→ Exercise
Give back the full material, exactly as it reads.

→ Records
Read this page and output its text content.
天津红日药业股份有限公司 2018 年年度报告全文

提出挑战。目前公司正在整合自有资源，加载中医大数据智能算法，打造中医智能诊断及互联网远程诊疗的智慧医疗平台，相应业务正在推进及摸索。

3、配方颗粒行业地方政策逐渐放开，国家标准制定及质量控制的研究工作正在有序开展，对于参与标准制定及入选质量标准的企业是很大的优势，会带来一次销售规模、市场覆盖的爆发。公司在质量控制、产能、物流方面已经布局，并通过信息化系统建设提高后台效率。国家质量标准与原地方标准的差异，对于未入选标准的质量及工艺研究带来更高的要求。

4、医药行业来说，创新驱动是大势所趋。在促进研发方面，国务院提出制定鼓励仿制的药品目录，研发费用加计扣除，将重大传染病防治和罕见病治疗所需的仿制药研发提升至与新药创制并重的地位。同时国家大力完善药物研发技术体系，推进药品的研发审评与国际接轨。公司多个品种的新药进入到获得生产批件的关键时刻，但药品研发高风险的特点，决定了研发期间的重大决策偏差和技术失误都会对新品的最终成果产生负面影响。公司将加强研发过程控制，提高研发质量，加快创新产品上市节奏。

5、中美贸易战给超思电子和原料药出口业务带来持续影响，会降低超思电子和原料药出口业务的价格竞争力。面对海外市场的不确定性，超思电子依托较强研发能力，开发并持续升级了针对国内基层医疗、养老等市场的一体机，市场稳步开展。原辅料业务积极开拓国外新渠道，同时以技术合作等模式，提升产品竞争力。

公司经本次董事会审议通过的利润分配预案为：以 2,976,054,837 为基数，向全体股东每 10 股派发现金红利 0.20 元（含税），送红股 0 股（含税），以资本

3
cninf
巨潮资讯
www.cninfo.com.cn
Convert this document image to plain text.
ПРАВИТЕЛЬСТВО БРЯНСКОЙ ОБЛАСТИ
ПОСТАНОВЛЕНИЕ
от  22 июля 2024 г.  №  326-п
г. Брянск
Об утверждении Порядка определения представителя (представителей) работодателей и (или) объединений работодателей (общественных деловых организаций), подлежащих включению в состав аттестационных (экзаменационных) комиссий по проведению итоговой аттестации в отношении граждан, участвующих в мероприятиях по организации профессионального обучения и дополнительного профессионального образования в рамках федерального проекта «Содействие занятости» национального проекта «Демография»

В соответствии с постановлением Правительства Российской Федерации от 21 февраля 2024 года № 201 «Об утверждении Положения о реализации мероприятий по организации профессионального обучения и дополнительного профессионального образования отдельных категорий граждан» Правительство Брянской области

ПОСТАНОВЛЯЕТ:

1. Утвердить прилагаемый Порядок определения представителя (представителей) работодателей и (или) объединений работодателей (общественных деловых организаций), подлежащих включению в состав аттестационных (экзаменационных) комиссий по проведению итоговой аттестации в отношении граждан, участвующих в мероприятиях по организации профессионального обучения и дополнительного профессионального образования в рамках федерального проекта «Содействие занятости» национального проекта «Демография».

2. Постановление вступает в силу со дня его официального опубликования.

→ Reply
Read this page and output its text content.
天津红日药业股份有限公司 2018 年年度报告全文

提出挑战。目前公司正在整合自有资源，加载中医大数据智能算法，打造中医智能诊断及互联网远程诊疗的智慧医疗平台，相应业务正在推进及摸索。

3、配方颗粒行业地方政策逐渐放开，国家标准制定及质量控制的研究工作正在有序开展，对于参与标准制定及入选质量标准的企业是很大的优势，会带来一次销售规模、市场覆盖的爆发。公司在质量控制、产能、物流方面已经布局，并通过信息化系统建设提高后台效率。国家质量标准与原地方标准的差异，对于未入选标准的质量及工艺研究带来更高的要求。

4、医药行业来说，创新驱动是大势所趋。在促进研发方面，国务院提出制定鼓励仿制的药品目录，研发费用加计扣除，将重大传染病防治和罕见病治疗所需的仿制药研发提升至与新药创制并重的地位。同时国家大力完善药物研发技术体系，推进药品的研发审评与国际接轨。公司多个品种的新药进入到获得生产批件的关键时刻，但药品研发高风险的特点，决定了研发期间的重大决策偏差和技术失误都会对新品的最终成果产生负面影响。公司将加强研发过程控制，提高研发质量，加快创新产品上市节奏。

5、中美贸易战给超思电子和原料药出口业务带来持续影响，会降低超思电子和原料药出口业务的价格竞争力。面对海外市场的不确定性，超思电子依托较强研发能力，开发并持续升级了针对国内基层医疗、养老等市场的一体机，市场稳步开展。原辅料业务积极开拓国外新渠道，同时以技术合作等模式，提升产品竞争力。

公司经本次董事会审议通过的利润分配预案为：以 2,976,054,837 为基数，向全体股东每 10 股派发现金红利 0.20 元（含税），送红股 0 股（含税），以资本

3
cninf
巨潮资讯
www.cninfo.com.cn
Convert this document image to plain text.
ПРАВИТЕЛЬСТВО БРЯНСКОЙ ОБЛАСТИ
ПОСТАНОВЛЕНИЕ
от  22 июля 2024 г.  №  326-п
г. Брянск
Об утверждении Порядка определения представителя (представителей) работодателей и (или) объединений работодателей (общественных деловых организаций), подлежащих включению в состав аттестационных (экзаменационных) комиссий по проведению итоговой аттестации в отношении граждан, участвующих в мероприятиях по организации профессионального обучения и дополнительного профессионального образования в рамках федерального проекта «Содействие занятости» национального проекта «Демография»

В соответствии с постановлением Правительства Российской Федерации от 21 февраля 2024 года № 201 «Об утверждении Положения о реализации мероприятий по организации профессионального обучения и дополнительного профессионального образования отдельных категорий граждан» Правительство Брянской области

ПОСТАНОВЛЯЕТ:

1. Утвердить прилагаемый Порядок определения представителя (представителей) работодателей и (или) объединений работодателей (общественных деловых организаций), подлежащих включению в состав аттестационных (экзаменационных) комиссий по проведению итоговой аттестации в отношении граждан, участвующих в мероприятиях по организации профессионального обучения и дополнительного профессионального образования в рамках федерального проекта «Содействие занятости» национального проекта «Демография».

2. Постановление вступает в силу со дня его официального опубликования.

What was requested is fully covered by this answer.